■ **Input data**:
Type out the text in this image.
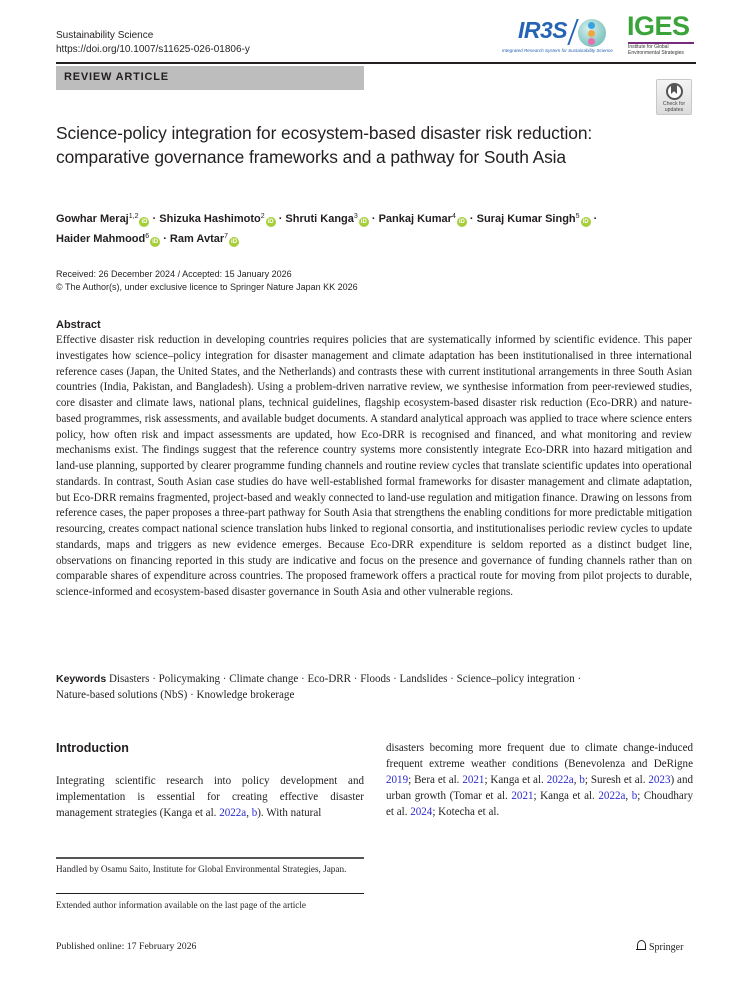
Sustainability Science
https://doi.org/10.1007/s11625-026-01806-y
IR3S
Integrated Research System for Sustainability Science
IGES
Institute for Global
Environmental Strategies
REVIEW ARTICLE
Check for
updates
Science-policy integration for ecosystem-based disaster risk reduction: comparative governance frameworks and a pathway for South Asia
Gowhar Meraj$^{1,2}$iD · Shizuka Hashimoto$^2$iD · Shruti Kanga$^3$iD · Pankaj Kumar$^4$iD · Suraj Kumar Singh$^5$iD ·
Haider Mahmood$^6$iD · Ram Avtar$^7$iD
Received: 26 December 2024 / Accepted: 15 January 2026
© The Author(s), under exclusive licence to Springer Nature Japan KK 2026
Abstract

Effective disaster risk reduction in developing countries requires policies that are systematically informed by scientific evidence. This paper investigates how science–policy integration for disaster management and climate adaptation has been institutionalised in three international reference cases (Japan, the United States, and the Netherlands) and contrasts these with current institutional arrangements in three South Asian countries (India, Pakistan, and Bangladesh). Using a problem-driven narrative review, we synthesise information from peer-reviewed studies, core disaster and climate laws, national plans, technical guidelines, flagship ecosystem-based disaster risk reduction (Eco-DRR) and nature-based programmes, risk assessments, and available budget documents. A standard analytical approach was applied to trace where science enters policy, how often risk and impact assessments are updated, how Eco-DRR is recognised and financed, and what monitoring and review mechanisms exist. The findings suggest that the reference country systems more consistently integrate Eco-DRR into hazard mitigation and land-use planning, supported by clearer programme funding channels and routine review cycles that translate scientific updates into operational standards. In contrast, South Asian case studies do have well-established formal frameworks for disaster management and climate adaptation, but Eco-DRR remains fragmented, project-based and weakly connected to land-use regulation and mitigation finance. Drawing on lessons from reference cases, the paper proposes a three-part pathway for South Asia that strengthens the enabling conditions for more predictable mitigation resourcing, creates compact national science translation hubs linked to regional consortia, and institutionalises periodic review cycles to update standards, maps and triggers as new evidence emerges. Because Eco-DRR expenditure is seldom reported as a distinct budget line, observations on financing reported in this study are indicative and focus on the presence and governance of funding channels rather than on comparable shares of expenditure across countries. The proposed framework offers a practical route for moving from pilot projects to durable, science-informed and ecosystem-based disaster governance in South Asia and other vulnerable regions.

Keywords Disasters · Policymaking · Climate change · Eco-DRR · Floods · Landslides · Science–policy integration ·
Nature-based solutions (NbS) · Knowledge brokerage
Introduction

Integrating scientific research into policy development and implementation is essential for creating effective disaster management strategies (Kanga et al. 2022a, b). With natural

disasters becoming more frequent due to climate change-induced frequent extreme weather conditions (Benevolenza and DeRigne 2019; Bera et al. 2021; Kanga et al. 2022a, b; Suresh et al. 2023) and urban growth (Tomar et al. 2021; Kanga et al. 2022a, b; Choudhary et al. 2024; Kotecha et al.

Handled by Osamu Saito, Institute for Global Environmental Strategies, Japan.
Extended author information available on the last page of the article
Published online: 17 February 2026	Springer
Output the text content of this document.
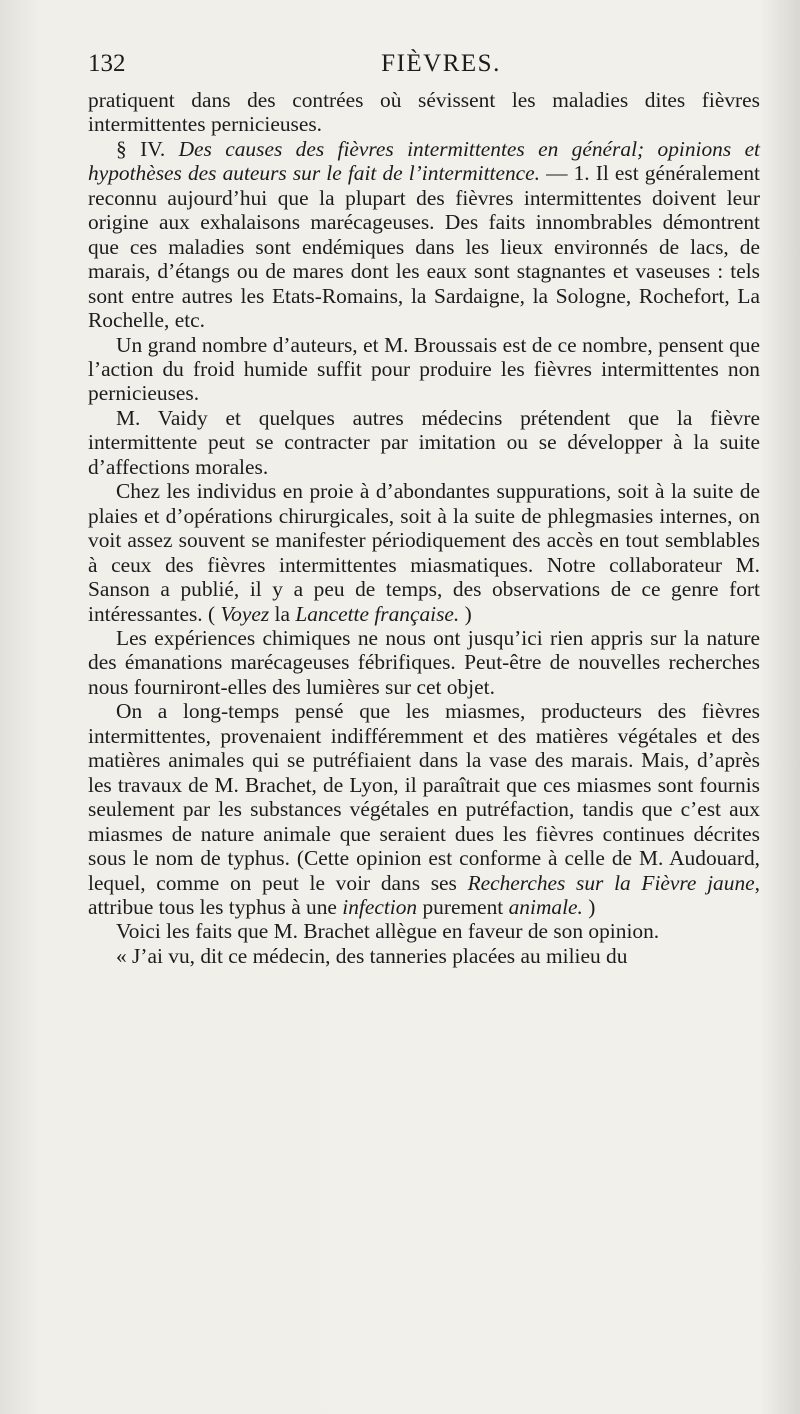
132	FIÈVRES.

pratiquent dans des contrées où sévissent les maladies dites fièvres intermittentes pernicieuses.

§ IV. Des causes des fièvres intermittentes en général; opinions et hypothèses des auteurs sur le fait de l’intermittence. — 1. Il est généralement reconnu aujourd’hui que la plupart des fièvres intermittentes doivent leur origine aux exhalaisons marécageuses. Des faits innombrables démontrent que ces maladies sont endémiques dans les lieux environnés de lacs, de marais, d’étangs ou de mares dont les eaux sont stagnantes et vaseuses : tels sont entre autres les Etats-Romains, la Sardaigne, la Sologne, Rochefort, La Rochelle, etc.

Un grand nombre d’auteurs, et M. Broussais est de ce nombre, pensent que l’action du froid humide suffit pour produire les fièvres intermittentes non pernicieuses.

M. Vaidy et quelques autres médecins prétendent que la fièvre intermittente peut se contracter par imitation ou se développer à la suite d’affections morales.

Chez les individus en proie à d’abondantes suppurations, soit à la suite de plaies et d’opérations chirurgicales, soit à la suite de phlegmasies internes, on voit assez souvent se manifester périodiquement des accès en tout semblables à ceux des fièvres intermittentes miasmatiques. Notre collaborateur M. Sanson a publié, il y a peu de temps, des observations de ce genre fort intéressantes. ( Voyez la Lancette française. )

Les expériences chimiques ne nous ont jusqu’ici rien appris sur la nature des émanations marécageuses fébrifiques. Peut-être de nouvelles recherches nous fourniront-elles des lumières sur cet objet.

On a long-temps pensé que les miasmes, producteurs des fièvres intermittentes, provenaient indifféremment et des matières végétales et des matières animales qui se putréfiaient dans la vase des marais. Mais, d’après les travaux de M. Brachet, de Lyon, il paraîtrait que ces miasmes sont fournis seulement par les substances végétales en putréfaction, tandis que c’est aux miasmes de nature animale que seraient dues les fièvres continues décrites sous le nom de typhus. (Cette opinion est conforme à celle de M. Audouard, lequel, comme on peut le voir dans ses Recherches sur la Fièvre jaune, attribue tous les typhus à une infection purement animale. )

Voici les faits que M. Brachet allègue en faveur de son opinion.

« J’ai vu, dit ce médecin, des tanneries placées au milieu du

■ **Instructions for the task**:
Write down every line of the data above that includes the string "Springer".

■ **Answer to the task**:
© The Author(s), under exclusive licence to Springer Nature Japan KK 2026
Published online: 17 February 2026	Springer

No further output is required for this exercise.